* [Items listed in a dataset]:
··········

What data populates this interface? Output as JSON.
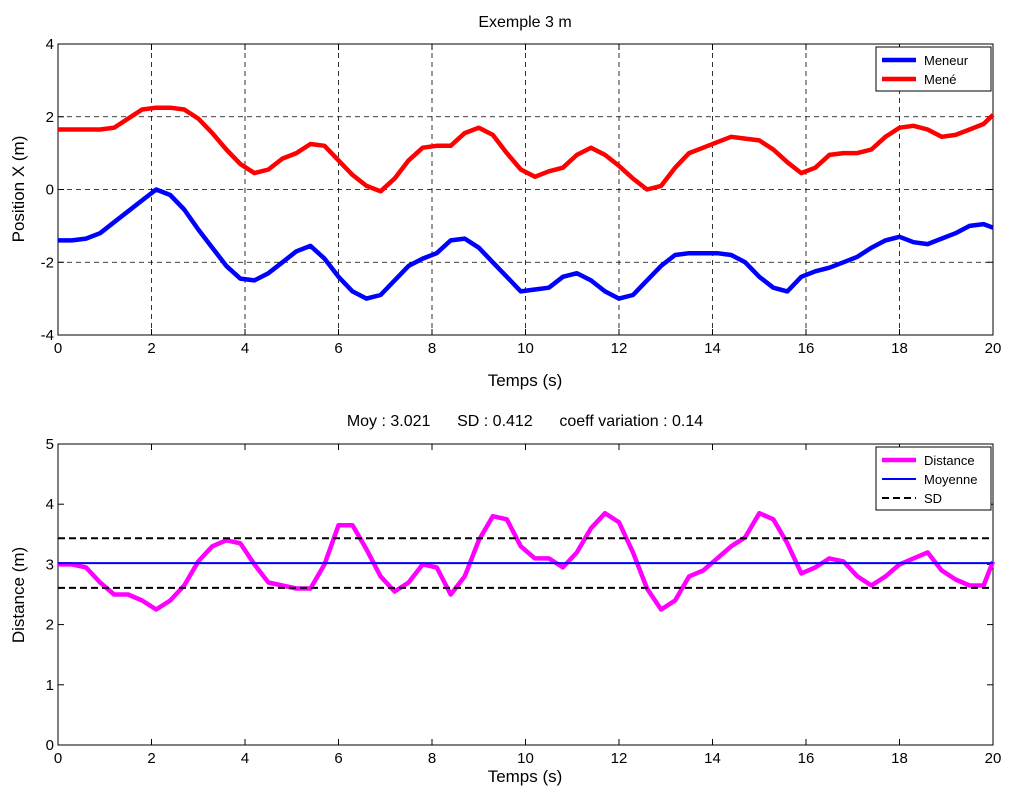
{
  "chart_data": [
    {
      "type": "line",
      "title": "Exemple 3 m",
      "xlabel": "Temps (s)",
      "ylabel": "Position X (m)",
      "xlim": [
        0,
        20
      ],
      "ylim": [
        -4,
        4
      ],
      "xticks": [
        0,
        2,
        4,
        6,
        8,
        10,
        12,
        14,
        16,
        18,
        20
      ],
      "yticks": [
        -4,
        -2,
        0,
        2,
        4
      ],
      "grid": true,
      "legend_position": "top-right",
      "series": [
        {
          "name": "Meneur",
          "color": "#0000ff",
          "dash": "solid",
          "x": [
            0,
            0.3,
            0.6,
            0.9,
            1.2,
            1.5,
            1.8,
            2.1,
            2.4,
            2.7,
            3.0,
            3.3,
            3.6,
            3.9,
            4.2,
            4.5,
            4.8,
            5.1,
            5.4,
            5.7,
            6.0,
            6.3,
            6.6,
            6.9,
            7.2,
            7.5,
            7.8,
            8.1,
            8.4,
            8.7,
            9.0,
            9.3,
            9.6,
            9.9,
            10.2,
            10.5,
            10.8,
            11.1,
            11.4,
            11.7,
            12.0,
            12.3,
            12.6,
            12.9,
            13.2,
            13.5,
            13.8,
            14.1,
            14.4,
            14.7,
            15.0,
            15.3,
            15.6,
            15.9,
            16.2,
            16.5,
            16.8,
            17.1,
            17.4,
            17.7,
            18.0,
            18.3,
            18.6,
            18.9,
            19.2,
            19.5,
            19.8,
            20.0
          ],
          "values": [
            -1.4,
            -1.4,
            -1.35,
            -1.2,
            -0.9,
            -0.6,
            -0.3,
            0.0,
            -0.15,
            -0.55,
            -1.1,
            -1.6,
            -2.1,
            -2.45,
            -2.5,
            -2.3,
            -2.0,
            -1.7,
            -1.55,
            -1.9,
            -2.4,
            -2.8,
            -3.0,
            -2.9,
            -2.5,
            -2.1,
            -1.9,
            -1.75,
            -1.4,
            -1.35,
            -1.6,
            -2.0,
            -2.4,
            -2.8,
            -2.75,
            -2.7,
            -2.4,
            -2.3,
            -2.5,
            -2.8,
            -3.0,
            -2.9,
            -2.5,
            -2.1,
            -1.8,
            -1.75,
            -1.75,
            -1.75,
            -1.8,
            -2.0,
            -2.4,
            -2.7,
            -2.8,
            -2.4,
            -2.25,
            -2.15,
            -2.0,
            -1.85,
            -1.6,
            -1.4,
            -1.3,
            -1.45,
            -1.5,
            -1.35,
            -1.2,
            -1.0,
            -0.95,
            -1.05
          ]
        },
        {
          "name": "Mené",
          "color": "#ff0000",
          "dash": "solid",
          "x": [
            0,
            0.3,
            0.6,
            0.9,
            1.2,
            1.5,
            1.8,
            2.1,
            2.4,
            2.7,
            3.0,
            3.3,
            3.6,
            3.9,
            4.2,
            4.5,
            4.8,
            5.1,
            5.4,
            5.7,
            6.0,
            6.3,
            6.6,
            6.9,
            7.2,
            7.5,
            7.8,
            8.1,
            8.4,
            8.7,
            9.0,
            9.3,
            9.6,
            9.9,
            10.2,
            10.5,
            10.8,
            11.1,
            11.4,
            11.7,
            12.0,
            12.3,
            12.6,
            12.9,
            13.2,
            13.5,
            13.8,
            14.1,
            14.4,
            14.7,
            15.0,
            15.3,
            15.6,
            15.9,
            16.2,
            16.5,
            16.8,
            17.1,
            17.4,
            17.7,
            18.0,
            18.3,
            18.6,
            18.9,
            19.2,
            19.5,
            19.8,
            20.0
          ],
          "values": [
            1.65,
            1.65,
            1.65,
            1.65,
            1.7,
            1.95,
            2.2,
            2.25,
            2.25,
            2.2,
            1.95,
            1.55,
            1.1,
            0.7,
            0.45,
            0.55,
            0.85,
            1.0,
            1.25,
            1.2,
            0.8,
            0.4,
            0.1,
            -0.05,
            0.3,
            0.8,
            1.15,
            1.2,
            1.2,
            1.55,
            1.7,
            1.5,
            1.0,
            0.55,
            0.35,
            0.5,
            0.6,
            0.95,
            1.15,
            0.95,
            0.65,
            0.3,
            0.0,
            0.1,
            0.6,
            1.0,
            1.15,
            1.3,
            1.45,
            1.4,
            1.35,
            1.1,
            0.75,
            0.45,
            0.6,
            0.95,
            1.0,
            1.0,
            1.1,
            1.45,
            1.7,
            1.75,
            1.65,
            1.45,
            1.5,
            1.65,
            1.8,
            2.05
          ]
        }
      ]
    },
    {
      "type": "line",
      "title": "Moy : 3.021      SD : 0.412      coeff variation : 0.14",
      "xlabel": "Temps (s)",
      "ylabel": "Distance (m)",
      "xlim": [
        0,
        20
      ],
      "ylim": [
        0,
        5
      ],
      "xticks": [
        0,
        2,
        4,
        6,
        8,
        10,
        12,
        14,
        16,
        18,
        20
      ],
      "yticks": [
        0,
        1,
        2,
        3,
        4,
        5
      ],
      "grid": false,
      "legend_position": "top-right",
      "series": [
        {
          "name": "Distance",
          "color": "#ff00ff",
          "dash": "solid",
          "x": [
            0,
            0.3,
            0.6,
            0.9,
            1.2,
            1.5,
            1.8,
            2.1,
            2.4,
            2.7,
            3.0,
            3.3,
            3.6,
            3.9,
            4.2,
            4.5,
            4.8,
            5.1,
            5.4,
            5.7,
            6.0,
            6.3,
            6.6,
            6.9,
            7.2,
            7.5,
            7.8,
            8.1,
            8.4,
            8.7,
            9.0,
            9.3,
            9.6,
            9.9,
            10.2,
            10.5,
            10.8,
            11.1,
            11.4,
            11.7,
            12.0,
            12.3,
            12.6,
            12.9,
            13.2,
            13.5,
            13.8,
            14.1,
            14.4,
            14.7,
            15.0,
            15.3,
            15.6,
            15.9,
            16.2,
            16.5,
            16.8,
            17.1,
            17.4,
            17.7,
            18.0,
            18.3,
            18.6,
            18.9,
            19.2,
            19.5,
            19.8,
            20.0
          ],
          "values": [
            3.0,
            3.0,
            2.95,
            2.7,
            2.5,
            2.5,
            2.4,
            2.25,
            2.4,
            2.65,
            3.05,
            3.3,
            3.4,
            3.35,
            3.0,
            2.7,
            2.65,
            2.6,
            2.6,
            3.0,
            3.65,
            3.65,
            3.25,
            2.8,
            2.55,
            2.7,
            3.0,
            2.95,
            2.5,
            2.8,
            3.4,
            3.8,
            3.75,
            3.3,
            3.1,
            3.1,
            2.95,
            3.2,
            3.6,
            3.85,
            3.7,
            3.2,
            2.6,
            2.25,
            2.4,
            2.8,
            2.9,
            3.1,
            3.3,
            3.45,
            3.85,
            3.75,
            3.35,
            2.85,
            2.95,
            3.1,
            3.05,
            2.8,
            2.65,
            2.8,
            3.0,
            3.1,
            3.2,
            2.9,
            2.75,
            2.65,
            2.65,
            3.05
          ]
        },
        {
          "name": "Moyenne",
          "color": "#0000ff",
          "dash": "solid",
          "x": [
            0,
            20
          ],
          "values": [
            3.021,
            3.021
          ]
        },
        {
          "name": "SD",
          "color": "#000000",
          "dash": "dashed",
          "x": [
            0,
            20
          ],
          "values": [
            3.433,
            3.433
          ],
          "x2": [
            0,
            20
          ],
          "values2": [
            2.609,
            2.609
          ]
        }
      ]
    }
  ]
}
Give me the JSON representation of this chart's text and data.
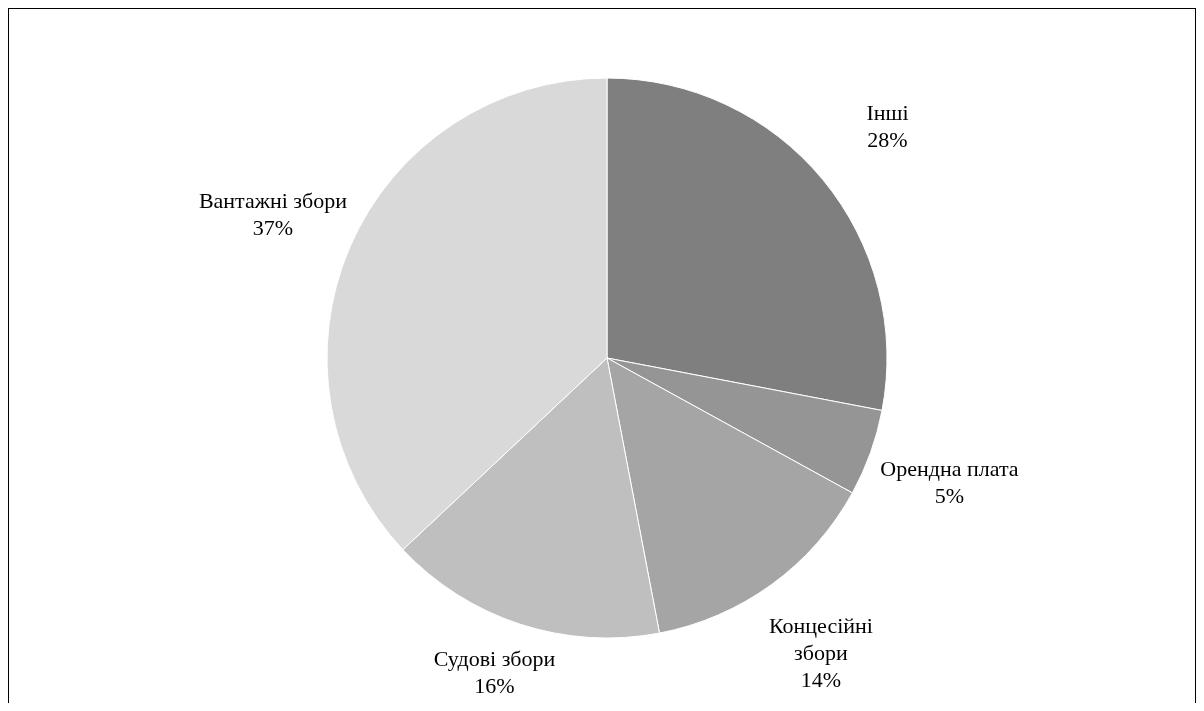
{
  "chart_data": {
    "type": "pie",
    "categories": [
      "Інші",
      "Орендна плата",
      "Концесійні збори",
      "Судові збори",
      "Вантажні збори"
    ],
    "values": [
      28,
      5,
      14,
      16,
      37
    ],
    "colors": [
      "#7f7f7f",
      "#959595",
      "#a5a5a5",
      "#bfbfbf",
      "#d9d9d9"
    ],
    "value_labels": [
      "28%",
      "5%",
      "14%",
      "16%",
      "37%"
    ]
  }
}
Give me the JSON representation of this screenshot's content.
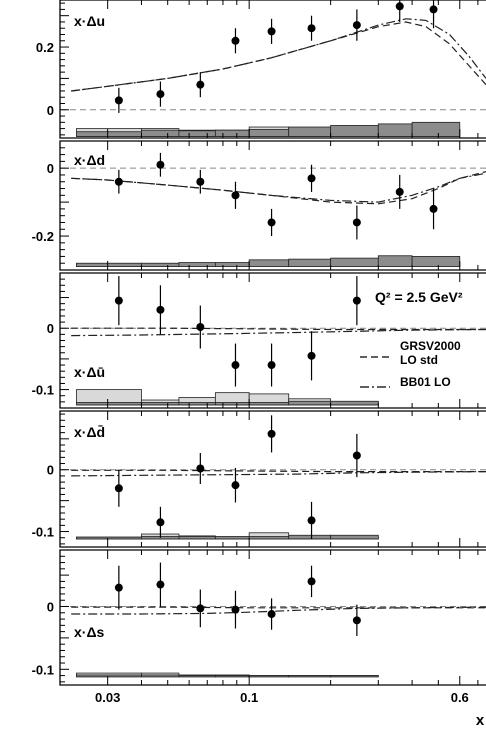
{
  "chart_data": {
    "type": "scatter",
    "x_axis": {
      "label": "x",
      "scale": "log",
      "range": [
        0.02,
        0.75
      ],
      "ticks": [
        {
          "value": 0.03,
          "label": "0.03"
        },
        {
          "value": 0.1,
          "label": "0.1"
        },
        {
          "value": 0.6,
          "label": "0.6"
        }
      ]
    },
    "annotation": "Q² = 2.5 GeV²",
    "legend": {
      "placement": "right",
      "entries": [
        {
          "style": "dashed",
          "label_lines": [
            "GRSV2000",
            "LO std"
          ]
        },
        {
          "style": "dashdot",
          "label_lines": [
            "BB01 LO"
          ]
        }
      ]
    },
    "bins": [
      0.023,
      0.04,
      0.055,
      0.075,
      0.1,
      0.14,
      0.2,
      0.3,
      0.4,
      0.6
    ],
    "panels": [
      {
        "label": "x·Δu",
        "ylim": [
          -0.09,
          0.35
        ],
        "yticks": [
          {
            "value": 0,
            "label": "0"
          },
          {
            "value": 0.2,
            "label": "0.2"
          }
        ],
        "points": [
          {
            "x": 0.033,
            "y": 0.03,
            "err": 0.04
          },
          {
            "x": 0.047,
            "y": 0.05,
            "err": 0.04
          },
          {
            "x": 0.066,
            "y": 0.08,
            "err": 0.04
          },
          {
            "x": 0.089,
            "y": 0.22,
            "err": 0.04
          },
          {
            "x": 0.121,
            "y": 0.25,
            "err": 0.04
          },
          {
            "x": 0.17,
            "y": 0.26,
            "err": 0.04
          },
          {
            "x": 0.25,
            "y": 0.27,
            "err": 0.05
          },
          {
            "x": 0.36,
            "y": 0.33,
            "err": 0.05
          },
          {
            "x": 0.48,
            "y": 0.32,
            "err": 0.06
          }
        ],
        "curves": [
          {
            "style": "dashed",
            "x": [
              0.022,
              0.03,
              0.05,
              0.08,
              0.12,
              0.2,
              0.3,
              0.38,
              0.45,
              0.55,
              0.65,
              0.75
            ],
            "y": [
              0.06,
              0.075,
              0.1,
              0.13,
              0.165,
              0.22,
              0.265,
              0.28,
              0.265,
              0.21,
              0.14,
              0.08
            ]
          },
          {
            "style": "dashdot",
            "x": [
              0.022,
              0.03,
              0.05,
              0.08,
              0.12,
              0.2,
              0.3,
              0.38,
              0.45,
              0.55,
              0.65,
              0.75
            ],
            "y": [
              0.06,
              0.075,
              0.1,
              0.13,
              0.165,
              0.22,
              0.27,
              0.29,
              0.285,
              0.24,
              0.17,
              0.1
            ]
          }
        ],
        "sys_light": [
          0.025,
          0.025,
          0.02,
          0.02,
          0.03,
          0.02,
          0.025,
          0.02,
          0.02
        ],
        "sys_dark": [
          0.015,
          0.02,
          0.018,
          0.02,
          0.022,
          0.03,
          0.035,
          0.04,
          0.045
        ],
        "sys_base": -0.085
      },
      {
        "label": "x·Δd",
        "ylim": [
          -0.3,
          0.08
        ],
        "yticks": [
          {
            "value": 0,
            "label": "0"
          },
          {
            "value": -0.2,
            "label": "-0.2"
          }
        ],
        "points": [
          {
            "x": 0.033,
            "y": -0.04,
            "err": 0.035
          },
          {
            "x": 0.047,
            "y": 0.01,
            "err": 0.035
          },
          {
            "x": 0.066,
            "y": -0.04,
            "err": 0.035
          },
          {
            "x": 0.089,
            "y": -0.08,
            "err": 0.04
          },
          {
            "x": 0.121,
            "y": -0.16,
            "err": 0.04
          },
          {
            "x": 0.17,
            "y": -0.03,
            "err": 0.04
          },
          {
            "x": 0.25,
            "y": -0.16,
            "err": 0.05
          },
          {
            "x": 0.36,
            "y": -0.07,
            "err": 0.05
          },
          {
            "x": 0.48,
            "y": -0.12,
            "err": 0.06
          }
        ],
        "curves": [
          {
            "style": "dashed",
            "x": [
              0.022,
              0.03,
              0.05,
              0.08,
              0.12,
              0.2,
              0.3,
              0.4,
              0.5,
              0.6,
              0.75
            ],
            "y": [
              -0.03,
              -0.035,
              -0.05,
              -0.065,
              -0.08,
              -0.1,
              -0.105,
              -0.09,
              -0.06,
              -0.03,
              -0.01
            ]
          },
          {
            "style": "dashdot",
            "x": [
              0.022,
              0.03,
              0.05,
              0.08,
              0.12,
              0.2,
              0.3,
              0.4,
              0.5,
              0.6,
              0.75
            ],
            "y": [
              -0.03,
              -0.035,
              -0.05,
              -0.065,
              -0.08,
              -0.095,
              -0.1,
              -0.08,
              -0.055,
              -0.03,
              -0.015
            ]
          }
        ],
        "sys_light": [
          0.006,
          0.006,
          0.006,
          0.006,
          0.01,
          0.01,
          0.01,
          0.012,
          0.012
        ],
        "sys_dark": [
          0.01,
          0.01,
          0.012,
          0.012,
          0.02,
          0.022,
          0.025,
          0.032,
          0.03
        ],
        "sys_base": -0.29
      },
      {
        "label": "x·Δū",
        "ylim": [
          -0.13,
          0.09
        ],
        "yticks": [
          {
            "value": 0,
            "label": "0"
          },
          {
            "value": -0.1,
            "label": "-0.1"
          }
        ],
        "points": [
          {
            "x": 0.033,
            "y": 0.045,
            "err": 0.04
          },
          {
            "x": 0.047,
            "y": 0.03,
            "err": 0.04
          },
          {
            "x": 0.066,
            "y": 0.002,
            "err": 0.035
          },
          {
            "x": 0.089,
            "y": -0.06,
            "err": 0.035
          },
          {
            "x": 0.121,
            "y": -0.06,
            "err": 0.035
          },
          {
            "x": 0.17,
            "y": -0.045,
            "err": 0.04
          },
          {
            "x": 0.25,
            "y": 0.045,
            "err": 0.04
          }
        ],
        "curves": [
          {
            "style": "dashed",
            "x": [
              0.022,
              0.05,
              0.1,
              0.2,
              0.3,
              0.4,
              0.75
            ],
            "y": [
              0.0,
              0.0,
              -0.001,
              -0.002,
              -0.002,
              -0.002,
              -0.002
            ]
          },
          {
            "style": "dashdot",
            "x": [
              0.022,
              0.04,
              0.08,
              0.15,
              0.25,
              0.4,
              0.75
            ],
            "y": [
              -0.012,
              -0.011,
              -0.009,
              -0.007,
              -0.005,
              -0.003,
              -0.002
            ]
          }
        ],
        "sys_light": [
          0.025,
          0.008,
          0.012,
          0.02,
          0.018,
          0.01,
          0.005
        ],
        "sys_dark": [
          0.004,
          0.004,
          0.004,
          0.004,
          0.004,
          0.006,
          0.006
        ],
        "sys_base": -0.125
      },
      {
        "label": "x·Δd̄",
        "ylim": [
          -0.125,
          0.095
        ],
        "yticks": [
          {
            "value": 0,
            "label": "0"
          },
          {
            "value": -0.1,
            "label": "-0.1"
          }
        ],
        "points": [
          {
            "x": 0.033,
            "y": -0.03,
            "err": 0.03
          },
          {
            "x": 0.047,
            "y": -0.085,
            "err": 0.025
          },
          {
            "x": 0.066,
            "y": 0.002,
            "err": 0.025
          },
          {
            "x": 0.089,
            "y": -0.025,
            "err": 0.028
          },
          {
            "x": 0.121,
            "y": 0.058,
            "err": 0.03
          },
          {
            "x": 0.17,
            "y": -0.082,
            "err": 0.03
          },
          {
            "x": 0.25,
            "y": 0.023,
            "err": 0.035
          }
        ],
        "curves": [
          {
            "style": "dashed",
            "x": [
              0.022,
              0.05,
              0.1,
              0.2,
              0.3,
              0.4,
              0.75
            ],
            "y": [
              -0.001,
              -0.001,
              -0.002,
              -0.003,
              -0.003,
              -0.003,
              -0.003
            ]
          },
          {
            "style": "dashdot",
            "x": [
              0.022,
              0.04,
              0.08,
              0.15,
              0.25,
              0.4,
              0.75
            ],
            "y": [
              -0.01,
              -0.009,
              -0.008,
              -0.007,
              -0.005,
              -0.004,
              -0.003
            ]
          }
        ],
        "sys_light": [
          0.003,
          0.008,
          0.005,
          0.003,
          0.01,
          0.004,
          0.003
        ],
        "sys_dark": [
          0.003,
          0.004,
          0.004,
          0.004,
          0.004,
          0.006,
          0.006
        ],
        "sys_base": -0.112
      },
      {
        "label": "x·Δs",
        "ylim": [
          -0.125,
          0.09
        ],
        "yticks": [
          {
            "value": 0,
            "label": "0"
          },
          {
            "value": -0.1,
            "label": "-0.1"
          }
        ],
        "points": [
          {
            "x": 0.033,
            "y": 0.03,
            "err": 0.035
          },
          {
            "x": 0.047,
            "y": 0.035,
            "err": 0.035
          },
          {
            "x": 0.066,
            "y": -0.003,
            "err": 0.03
          },
          {
            "x": 0.089,
            "y": -0.005,
            "err": 0.03
          },
          {
            "x": 0.121,
            "y": -0.012,
            "err": 0.025
          },
          {
            "x": 0.17,
            "y": 0.04,
            "err": 0.025
          },
          {
            "x": 0.25,
            "y": -0.022,
            "err": 0.025
          }
        ],
        "curves": [
          {
            "style": "dashed",
            "x": [
              0.022,
              0.05,
              0.1,
              0.2,
              0.3,
              0.4,
              0.75
            ],
            "y": [
              -0.001,
              -0.001,
              -0.002,
              -0.002,
              -0.002,
              -0.002,
              -0.002
            ]
          },
          {
            "style": "dashdot",
            "x": [
              0.022,
              0.04,
              0.07,
              0.1,
              0.15,
              0.25,
              0.4,
              0.75
            ],
            "y": [
              -0.012,
              -0.012,
              -0.011,
              -0.009,
              -0.006,
              -0.003,
              -0.002,
              -0.001
            ]
          }
        ],
        "sys_light": [
          0.006,
          0.006,
          0.003,
          0.003,
          0.002,
          0.002,
          0.002
        ],
        "sys_dark": [
          0.003,
          0.003,
          0.002,
          0.002,
          0.002,
          0.002,
          0.002
        ],
        "sys_base": -0.112
      }
    ]
  }
}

··········

* [DIRECTIONS]: Looking at the records above, count the lines where the word "JSON" appears. State only the number.

* [SOLUTION TO THIS PROBLEM]: 3